The European Parliament has recently welcomed amendments to the Transfer of Funds Regulation which, if adopted by European legislative bodies, will have far-reaching consequences for the antimoney-laundering (AML) rules for crypto transactions. We asked Alpay Soytürk, Chief Regulatory Officer at Spectrum Markets, about the details of the legislative proposal, the heated public debate about it and, not least, his own views.
Dr. Soytürk, please could you summarise the legislative proposal?
First of all, the legislative procedure has progressed beyond just being a proposal. The European Commission (EC) has submitted their proposals for revising the EU’s existing AML and Countering the Financing of Terrorism rules by making amendments to Regulation (EU) 2015/847 or the Transfer of Funds Regulation (TFR). The TFR was introduced to adopt the so-called Travel Rule, a 2012 recommendation by the Financial Action Task Force (FATF1 ), according to which financial institutions should collect and share the personal data of participants in a transaction. In 2019, the FATF added crypto asset service providers (CASPs) to this recommendation. In July of last year, the European Commission reacted by proposing to revise the TFR accordingly and a few weeks ago the Parliament adopted these proposals. Should the European Council agree, the revised TFR will become European law. Among other things, this would mean that the customer information verification obligation for crypto-asset transfers will be applicable regardless of the value of the transfer. What’s more, the regulation will also apply to a CASP’s transfers to or from unhosted wallets. It will also subject CASPs to intense transaction monitoring and counterparty due diligence obligations and the European Banking Authority will be entitled to keep a public register of non-compliant CASPs.
Parts of the crypto industry have warned this will end Europe’s pioneering position in the crypto space – do you share this view?
I don’t think this will offset the progress made in other areas of crypto regulation. However, I can understand that some CASPs fear the administrative burden that will arise from the obligation to include small payments and unhosted wallets in their AML procedures. The removal of the EUR 1,000 threshold for crypto-asset transactions, the identification and verification requirement for unhosted wallets and the reporting obligation for CASPs for all transactions over EUR 1,000 received by its customers from unhosted wallets will necessitate significant efforts in order to be compliant.
Administrative burden alone doesn’t mean the rules are unjustified – what are the arguments of the opponents of the revised TFR?
They often mention that the policymakers’ attempt to ensure that crypto-asset transfers can be tracked in the same way as traditional bank transfers falls short of being able to unequivocally link an unhosted wallet with the identity of a specific person. Opening a bank account or a wallet that is hosted by a CASP (such as a crypto exchange) requires proof and verification of the identity of the individual opening this account or wallet. The ownership of an unhosted wallet, in contrast, is not tied to an individual’s identity – the holder of the private key to the unhosted wallet is the owner of the funds. It’s a bit like the difference between scriptural money and cash.

- Short task A -
Turn the records, starting with the first line and going on through the line containing "west wall main lower", into a numbered list, leaving out any blank lines.
The records are unrelated to the interview about EU anti-money-laundering rules for crypto transfers.

- Material shown -
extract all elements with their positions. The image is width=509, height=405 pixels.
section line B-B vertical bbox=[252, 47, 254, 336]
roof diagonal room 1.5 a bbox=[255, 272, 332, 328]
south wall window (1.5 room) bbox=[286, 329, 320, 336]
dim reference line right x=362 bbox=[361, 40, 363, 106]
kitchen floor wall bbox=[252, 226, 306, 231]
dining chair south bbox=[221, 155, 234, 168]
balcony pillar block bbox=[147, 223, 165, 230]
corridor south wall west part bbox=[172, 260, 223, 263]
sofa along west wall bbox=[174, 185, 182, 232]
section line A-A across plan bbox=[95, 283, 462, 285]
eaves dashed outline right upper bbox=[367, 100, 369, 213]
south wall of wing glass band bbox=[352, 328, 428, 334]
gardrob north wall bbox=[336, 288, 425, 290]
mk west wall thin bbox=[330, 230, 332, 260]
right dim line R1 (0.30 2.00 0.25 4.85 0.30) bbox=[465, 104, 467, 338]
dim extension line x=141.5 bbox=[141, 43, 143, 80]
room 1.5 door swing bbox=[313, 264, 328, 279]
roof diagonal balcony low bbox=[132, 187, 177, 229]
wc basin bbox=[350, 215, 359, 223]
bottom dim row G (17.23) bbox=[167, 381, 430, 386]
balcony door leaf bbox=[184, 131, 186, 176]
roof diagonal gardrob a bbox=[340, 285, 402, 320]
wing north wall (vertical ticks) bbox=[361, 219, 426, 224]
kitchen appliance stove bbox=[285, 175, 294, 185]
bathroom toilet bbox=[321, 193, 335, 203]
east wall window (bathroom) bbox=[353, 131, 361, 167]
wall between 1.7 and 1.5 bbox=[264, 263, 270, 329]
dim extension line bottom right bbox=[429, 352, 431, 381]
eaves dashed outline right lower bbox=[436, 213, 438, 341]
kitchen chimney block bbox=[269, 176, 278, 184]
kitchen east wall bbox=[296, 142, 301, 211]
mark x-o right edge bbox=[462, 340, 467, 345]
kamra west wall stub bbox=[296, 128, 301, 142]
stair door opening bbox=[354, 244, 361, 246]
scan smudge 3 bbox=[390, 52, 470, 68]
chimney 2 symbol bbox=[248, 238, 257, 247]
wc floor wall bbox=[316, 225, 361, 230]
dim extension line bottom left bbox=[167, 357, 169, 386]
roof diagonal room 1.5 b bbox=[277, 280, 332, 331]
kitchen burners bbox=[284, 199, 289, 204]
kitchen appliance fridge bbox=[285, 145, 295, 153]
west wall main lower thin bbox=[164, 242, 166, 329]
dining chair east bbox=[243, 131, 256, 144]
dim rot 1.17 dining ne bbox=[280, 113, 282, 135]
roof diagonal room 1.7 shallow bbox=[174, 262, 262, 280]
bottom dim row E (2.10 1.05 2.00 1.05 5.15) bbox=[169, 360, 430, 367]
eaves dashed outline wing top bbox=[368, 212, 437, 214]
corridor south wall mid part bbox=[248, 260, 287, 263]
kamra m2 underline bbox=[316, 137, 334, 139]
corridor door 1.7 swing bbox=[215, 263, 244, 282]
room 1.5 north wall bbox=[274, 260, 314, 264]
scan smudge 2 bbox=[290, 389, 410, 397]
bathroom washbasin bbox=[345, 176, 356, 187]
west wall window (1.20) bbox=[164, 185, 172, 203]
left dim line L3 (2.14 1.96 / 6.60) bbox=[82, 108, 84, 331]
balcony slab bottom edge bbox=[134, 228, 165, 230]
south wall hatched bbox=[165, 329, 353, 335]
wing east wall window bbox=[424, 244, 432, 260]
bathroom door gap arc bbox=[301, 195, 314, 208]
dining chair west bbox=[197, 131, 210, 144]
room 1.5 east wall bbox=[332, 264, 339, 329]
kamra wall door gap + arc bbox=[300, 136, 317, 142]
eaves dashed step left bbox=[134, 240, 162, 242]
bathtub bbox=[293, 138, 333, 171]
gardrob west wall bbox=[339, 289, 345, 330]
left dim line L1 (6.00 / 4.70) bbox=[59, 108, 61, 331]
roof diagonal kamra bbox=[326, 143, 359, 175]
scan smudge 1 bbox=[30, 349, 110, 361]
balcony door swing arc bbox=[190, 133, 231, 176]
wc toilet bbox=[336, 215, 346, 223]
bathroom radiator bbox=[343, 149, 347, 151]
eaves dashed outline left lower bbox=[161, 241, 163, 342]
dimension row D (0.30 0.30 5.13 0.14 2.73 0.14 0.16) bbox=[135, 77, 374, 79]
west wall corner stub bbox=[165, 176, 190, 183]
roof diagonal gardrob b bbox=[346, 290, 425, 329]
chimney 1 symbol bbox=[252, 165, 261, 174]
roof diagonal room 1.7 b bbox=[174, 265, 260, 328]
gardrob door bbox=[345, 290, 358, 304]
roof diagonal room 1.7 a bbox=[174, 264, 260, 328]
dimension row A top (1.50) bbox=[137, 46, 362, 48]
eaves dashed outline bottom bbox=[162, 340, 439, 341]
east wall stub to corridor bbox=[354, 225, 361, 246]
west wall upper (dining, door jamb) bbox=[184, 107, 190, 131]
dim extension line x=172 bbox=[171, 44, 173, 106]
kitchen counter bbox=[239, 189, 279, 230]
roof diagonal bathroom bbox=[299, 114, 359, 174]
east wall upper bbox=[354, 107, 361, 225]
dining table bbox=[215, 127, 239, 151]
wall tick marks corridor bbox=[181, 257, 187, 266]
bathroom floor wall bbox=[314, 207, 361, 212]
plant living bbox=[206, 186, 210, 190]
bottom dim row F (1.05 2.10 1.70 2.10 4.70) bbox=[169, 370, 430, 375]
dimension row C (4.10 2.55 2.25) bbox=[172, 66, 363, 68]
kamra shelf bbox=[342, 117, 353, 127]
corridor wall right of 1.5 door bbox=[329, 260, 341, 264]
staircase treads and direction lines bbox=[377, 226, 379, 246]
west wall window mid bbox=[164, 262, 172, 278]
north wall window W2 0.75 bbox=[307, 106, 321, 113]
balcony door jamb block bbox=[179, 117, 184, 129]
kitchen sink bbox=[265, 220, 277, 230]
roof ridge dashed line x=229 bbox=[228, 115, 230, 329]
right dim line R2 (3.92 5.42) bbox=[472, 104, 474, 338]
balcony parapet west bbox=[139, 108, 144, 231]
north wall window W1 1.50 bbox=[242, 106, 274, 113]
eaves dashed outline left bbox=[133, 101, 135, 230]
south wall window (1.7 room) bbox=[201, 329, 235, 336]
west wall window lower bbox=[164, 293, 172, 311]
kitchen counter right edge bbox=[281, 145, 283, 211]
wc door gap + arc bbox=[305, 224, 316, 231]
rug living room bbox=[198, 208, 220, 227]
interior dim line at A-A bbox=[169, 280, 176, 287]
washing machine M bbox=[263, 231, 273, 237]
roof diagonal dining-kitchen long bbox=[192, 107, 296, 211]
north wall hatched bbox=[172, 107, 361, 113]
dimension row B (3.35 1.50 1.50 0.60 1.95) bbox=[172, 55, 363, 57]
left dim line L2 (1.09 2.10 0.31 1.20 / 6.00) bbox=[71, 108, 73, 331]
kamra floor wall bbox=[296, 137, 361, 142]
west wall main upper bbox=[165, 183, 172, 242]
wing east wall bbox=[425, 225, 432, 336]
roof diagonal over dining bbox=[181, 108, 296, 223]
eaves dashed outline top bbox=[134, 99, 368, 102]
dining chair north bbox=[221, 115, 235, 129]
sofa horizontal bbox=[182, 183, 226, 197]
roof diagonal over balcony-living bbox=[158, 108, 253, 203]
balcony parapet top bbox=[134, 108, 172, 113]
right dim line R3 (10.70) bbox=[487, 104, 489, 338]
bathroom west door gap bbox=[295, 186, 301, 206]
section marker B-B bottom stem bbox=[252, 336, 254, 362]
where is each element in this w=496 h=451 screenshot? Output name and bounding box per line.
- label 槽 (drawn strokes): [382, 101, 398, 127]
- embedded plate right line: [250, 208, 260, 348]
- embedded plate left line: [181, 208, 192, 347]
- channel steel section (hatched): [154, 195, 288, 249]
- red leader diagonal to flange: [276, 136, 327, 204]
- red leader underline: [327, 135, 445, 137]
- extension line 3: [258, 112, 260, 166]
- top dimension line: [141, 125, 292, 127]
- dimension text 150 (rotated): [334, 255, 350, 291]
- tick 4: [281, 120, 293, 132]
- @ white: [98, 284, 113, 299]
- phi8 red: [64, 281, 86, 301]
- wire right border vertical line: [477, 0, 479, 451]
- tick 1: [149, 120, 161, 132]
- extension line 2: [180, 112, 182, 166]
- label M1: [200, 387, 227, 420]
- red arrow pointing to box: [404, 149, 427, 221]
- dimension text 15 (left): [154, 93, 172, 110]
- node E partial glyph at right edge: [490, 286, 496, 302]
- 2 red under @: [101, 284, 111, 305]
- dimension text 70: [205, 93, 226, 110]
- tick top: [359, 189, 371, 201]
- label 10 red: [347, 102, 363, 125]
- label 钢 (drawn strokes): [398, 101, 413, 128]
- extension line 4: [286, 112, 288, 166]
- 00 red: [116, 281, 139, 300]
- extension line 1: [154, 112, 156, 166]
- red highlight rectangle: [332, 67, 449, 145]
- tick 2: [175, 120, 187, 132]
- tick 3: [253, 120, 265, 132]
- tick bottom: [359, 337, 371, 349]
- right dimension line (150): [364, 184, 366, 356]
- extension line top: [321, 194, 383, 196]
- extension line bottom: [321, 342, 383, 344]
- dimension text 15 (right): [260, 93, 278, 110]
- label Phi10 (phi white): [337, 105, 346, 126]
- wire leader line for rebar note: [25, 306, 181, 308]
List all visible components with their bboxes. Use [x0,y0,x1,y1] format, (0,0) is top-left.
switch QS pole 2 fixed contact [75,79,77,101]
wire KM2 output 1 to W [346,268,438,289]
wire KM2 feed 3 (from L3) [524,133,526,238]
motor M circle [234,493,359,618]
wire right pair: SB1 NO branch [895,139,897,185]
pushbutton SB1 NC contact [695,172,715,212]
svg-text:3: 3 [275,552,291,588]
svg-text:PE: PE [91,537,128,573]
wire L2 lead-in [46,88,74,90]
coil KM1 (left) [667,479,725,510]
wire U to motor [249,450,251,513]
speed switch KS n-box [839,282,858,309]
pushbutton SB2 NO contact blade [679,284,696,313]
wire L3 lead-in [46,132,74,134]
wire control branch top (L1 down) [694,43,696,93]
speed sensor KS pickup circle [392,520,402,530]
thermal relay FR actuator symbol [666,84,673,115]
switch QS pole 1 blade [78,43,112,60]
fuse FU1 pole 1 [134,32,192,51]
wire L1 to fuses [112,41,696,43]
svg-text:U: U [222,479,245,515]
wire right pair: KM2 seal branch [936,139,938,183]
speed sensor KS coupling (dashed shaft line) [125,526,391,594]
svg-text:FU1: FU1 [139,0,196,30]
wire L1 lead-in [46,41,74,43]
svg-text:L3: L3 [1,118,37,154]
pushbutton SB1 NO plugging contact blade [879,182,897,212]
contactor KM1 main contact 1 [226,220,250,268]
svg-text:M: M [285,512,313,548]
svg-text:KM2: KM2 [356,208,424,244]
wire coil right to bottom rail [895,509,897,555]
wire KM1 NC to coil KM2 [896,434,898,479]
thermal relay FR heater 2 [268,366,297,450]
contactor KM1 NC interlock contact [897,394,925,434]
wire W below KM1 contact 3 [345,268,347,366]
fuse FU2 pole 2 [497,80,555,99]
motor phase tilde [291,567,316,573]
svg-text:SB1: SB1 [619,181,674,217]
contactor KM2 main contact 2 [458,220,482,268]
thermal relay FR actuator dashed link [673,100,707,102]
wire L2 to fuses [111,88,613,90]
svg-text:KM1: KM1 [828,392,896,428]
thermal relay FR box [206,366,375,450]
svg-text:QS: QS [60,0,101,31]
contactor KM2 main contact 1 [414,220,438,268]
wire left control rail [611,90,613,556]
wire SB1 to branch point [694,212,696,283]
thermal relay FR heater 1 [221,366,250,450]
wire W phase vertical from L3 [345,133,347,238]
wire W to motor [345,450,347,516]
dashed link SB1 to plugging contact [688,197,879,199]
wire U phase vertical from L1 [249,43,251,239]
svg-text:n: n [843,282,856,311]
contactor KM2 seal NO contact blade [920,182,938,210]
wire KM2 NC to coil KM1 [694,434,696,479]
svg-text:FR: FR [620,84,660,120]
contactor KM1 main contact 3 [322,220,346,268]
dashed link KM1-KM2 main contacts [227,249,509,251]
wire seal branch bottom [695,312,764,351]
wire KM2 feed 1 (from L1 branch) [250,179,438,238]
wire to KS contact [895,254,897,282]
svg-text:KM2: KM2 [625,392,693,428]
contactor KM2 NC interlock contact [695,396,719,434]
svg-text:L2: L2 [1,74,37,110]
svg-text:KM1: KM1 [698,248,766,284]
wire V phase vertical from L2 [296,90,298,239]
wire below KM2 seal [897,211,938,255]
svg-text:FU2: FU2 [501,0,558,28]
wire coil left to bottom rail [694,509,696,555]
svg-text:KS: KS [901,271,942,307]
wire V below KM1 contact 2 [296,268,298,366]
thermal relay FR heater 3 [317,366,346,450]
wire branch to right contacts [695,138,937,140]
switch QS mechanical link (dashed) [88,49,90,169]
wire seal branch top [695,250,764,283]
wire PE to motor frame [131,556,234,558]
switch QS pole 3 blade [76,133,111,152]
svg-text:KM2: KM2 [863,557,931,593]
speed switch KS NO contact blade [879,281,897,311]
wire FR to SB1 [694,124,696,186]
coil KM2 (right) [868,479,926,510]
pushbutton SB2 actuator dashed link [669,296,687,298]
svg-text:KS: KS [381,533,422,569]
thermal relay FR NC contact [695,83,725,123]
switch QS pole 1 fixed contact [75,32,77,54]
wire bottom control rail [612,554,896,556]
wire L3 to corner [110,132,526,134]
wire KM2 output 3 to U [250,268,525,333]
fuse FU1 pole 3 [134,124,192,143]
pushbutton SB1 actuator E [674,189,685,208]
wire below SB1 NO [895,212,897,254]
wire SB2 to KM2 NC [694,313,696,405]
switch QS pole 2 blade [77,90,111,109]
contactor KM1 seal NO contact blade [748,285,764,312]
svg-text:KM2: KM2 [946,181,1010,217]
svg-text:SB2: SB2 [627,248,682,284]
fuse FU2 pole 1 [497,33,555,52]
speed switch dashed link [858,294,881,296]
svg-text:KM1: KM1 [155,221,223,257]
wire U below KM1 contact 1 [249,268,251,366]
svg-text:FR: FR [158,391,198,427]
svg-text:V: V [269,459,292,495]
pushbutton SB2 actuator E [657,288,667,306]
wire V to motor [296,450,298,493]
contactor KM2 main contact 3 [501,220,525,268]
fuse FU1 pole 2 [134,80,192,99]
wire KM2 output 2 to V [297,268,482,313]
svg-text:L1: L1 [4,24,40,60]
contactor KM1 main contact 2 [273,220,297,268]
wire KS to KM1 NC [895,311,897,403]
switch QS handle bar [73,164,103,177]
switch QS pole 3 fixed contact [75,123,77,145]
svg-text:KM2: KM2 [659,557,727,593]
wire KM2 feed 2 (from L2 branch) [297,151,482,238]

- Short task B -
Continue the interview on EU anti-money-laundering rules for crypto transfers from where it stops.

- Result A -
1. extract all elements with their positions. The image is width=509, height=405 pixels.
2. section line B-B vertical bbox=[252, 47, 254, 336]
3. roof diagonal room 1.5 a bbox=[255, 272, 332, 328]
4. south wall window (1.5 room) bbox=[286, 329, 320, 336]
5. dim reference line right x=362 bbox=[361, 40, 363, 106]
6. kitchen floor wall bbox=[252, 226, 306, 231]
7. dining chair south bbox=[221, 155, 234, 168]
8. balcony pillar block bbox=[147, 223, 165, 230]
9. corridor south wall west part bbox=[172, 260, 223, 263]
10. sofa along west wall bbox=[174, 185, 182, 232]
11. section line A-A across plan bbox=[95, 283, 462, 285]
12. eaves dashed outline right upper bbox=[367, 100, 369, 213]
13. south wall of wing glass band bbox=[352, 328, 428, 334]
14. gardrob north wall bbox=[336, 288, 425, 290]
15. mk west wall thin bbox=[330, 230, 332, 260]
16. right dim line R1 (0.30 2.00 0.25 4.85 0.30) bbox=[465, 104, 467, 338]
17. dim extension line x=141.5 bbox=[141, 43, 143, 80]
18. room 1.5 door swing bbox=[313, 264, 328, 279]
19. roof diagonal balcony low bbox=[132, 187, 177, 229]
20. wc basin bbox=[350, 215, 359, 223]
21. bottom dim row G (17.23) bbox=[167, 381, 430, 386]
22. balcony door leaf bbox=[184, 131, 186, 176]
23. roof diagonal gardrob a bbox=[340, 285, 402, 320]
24. wing north wall (vertical ticks) bbox=[361, 219, 426, 224]
25. kitchen appliance stove bbox=[285, 175, 294, 185]
26. bathroom toilet bbox=[321, 193, 335, 203]
27. east wall window (bathroom) bbox=[353, 131, 361, 167]
28. wall between 1.7 and 1.5 bbox=[264, 263, 270, 329]
29. dim extension line bottom right bbox=[429, 352, 431, 381]
30. eaves dashed outline right lower bbox=[436, 213, 438, 341]
31. kitchen chimney block bbox=[269, 176, 278, 184]
32. kitchen east wall bbox=[296, 142, 301, 211]
33. mark x-o right edge bbox=[462, 340, 467, 345]
34. kamra west wall stub bbox=[296, 128, 301, 142]
35. stair door opening bbox=[354, 244, 361, 246]
36. scan smudge 3 bbox=[390, 52, 470, 68]
37. chimney 2 symbol bbox=[248, 238, 257, 247]
38. wc floor wall bbox=[316, 225, 361, 230]
39. dim extension line bottom left bbox=[167, 357, 169, 386]
40. roof diagonal room 1.5 b bbox=[277, 280, 332, 331]
41. kitchen burners bbox=[284, 199, 289, 204]
42. kitchen appliance fridge bbox=[285, 145, 295, 153]
43. west wall main lower thin bbox=[164, 242, 166, 329]

- Result B -
Therefore, critics of the regulation argue that it’s hard to see how CASPs would capture and collect personal data of holders of unhosted wallets that send payments to or receive payments from their customers’ wallets.
It will definitely not be an easy exercise for operators to abide by these new rules, but I don’t think these are insurmountable obstacles. Let’s not forget that they have to apply the Know Your Customer procedure for their hosted wallets anyway. In practice, I would expect that most CASPs will simply stop accepting payments to or from unhosted wallets, rather than taking the risk of failing to verify identities.
The identification and verification obligation and the removal of the EUR 1,000 threshold for this obligation becoming applicable are difficult to challenge as the easiness of opening hundreds of wallets – that appear unrelated but are in fact controlled by a single anonymous, untraceable holder – is a phenomenon that cannot be denied and represents a gateway for abuse.
So, you don’t share the critics’ concerns about the recast TFR?
As often, this is not so easy to answer. On the one hand, I see no reason why the principle of ‘same activities, same risks, same rules and same supervision’ shouldn’t apply here, as consumer protection and market integrity are valuable goods.
On the other hand, the reporting obligation for all transactions over EUR 1,000 is a cause for concern, as it’s currently not linked to any abnormal activity monitoring or earmarking of transactions as suspicious. Irrespective of a legal assessment of such an obligation, I imagine that this will produce an immense amount of data, the informative value of which is questionable and which, more importantly, might be very hard for any supervisory authority to administrate. A third angle to consider is proportionality.
Are you referring to the share of money laundering via cryptocurrencies versus fiat money?
Not really – although this is an interesting aspect. According to a recent research report, transactions involving illicit addresses represented just 0.15% of cryptocurrency transaction volume in 2021. The point with CASPs is not necessarily the traceability of transactions – which is possible given the recording and the public accessibility of the transaction on the blockchain. The problem is that, compared to traditional finance, those providers have so far been under far less supervisory control in terms of how strictly existing AML rules are applied.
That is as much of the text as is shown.